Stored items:
§

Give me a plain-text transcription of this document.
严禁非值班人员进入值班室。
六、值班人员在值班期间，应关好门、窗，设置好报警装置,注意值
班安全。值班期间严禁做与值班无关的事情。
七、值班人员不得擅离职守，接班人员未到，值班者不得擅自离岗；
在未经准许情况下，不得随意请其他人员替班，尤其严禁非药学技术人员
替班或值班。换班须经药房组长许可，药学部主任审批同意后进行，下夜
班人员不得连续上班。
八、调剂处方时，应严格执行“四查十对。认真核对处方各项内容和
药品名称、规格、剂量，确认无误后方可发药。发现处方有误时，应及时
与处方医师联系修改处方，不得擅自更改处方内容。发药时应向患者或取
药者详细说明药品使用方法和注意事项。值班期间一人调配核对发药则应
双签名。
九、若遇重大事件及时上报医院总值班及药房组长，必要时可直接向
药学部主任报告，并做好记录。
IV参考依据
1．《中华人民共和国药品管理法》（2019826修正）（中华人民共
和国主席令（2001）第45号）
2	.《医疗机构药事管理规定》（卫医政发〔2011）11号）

§

Problem to solve
Output the records exactly, including every line.

Exercise solution
Give me a plain-text transcription of this document.
严禁非值班人员进入值班室。
六、值班人员在值班期间，应关好门、窗，设置好报警装置,注意值
班安全。值班期间严禁做与值班无关的事情。
七、值班人员不得擅离职守，接班人员未到，值班者不得擅自离岗；
在未经准许情况下，不得随意请其他人员替班，尤其严禁非药学技术人员
替班或值班。换班须经药房组长许可，药学部主任审批同意后进行，下夜
班人员不得连续上班。
八、调剂处方时，应严格执行“四查十对。认真核对处方各项内容和
药品名称、规格、剂量，确认无误后方可发药。发现处方有误时，应及时
与处方医师联系修改处方，不得擅自更改处方内容。发药时应向患者或取
药者详细说明药品使用方法和注意事项。值班期间一人调配核对发药则应
双签名。
九、若遇重大事件及时上报医院总值班及药房组长，必要时可直接向
药学部主任报告，并做好记录。
IV参考依据
1．《中华人民共和国药品管理法》（2019826修正）（中华人民共
和国主席令（2001）第45号）
2	.《医疗机构药事管理规定》（卫医政发〔2011）11号）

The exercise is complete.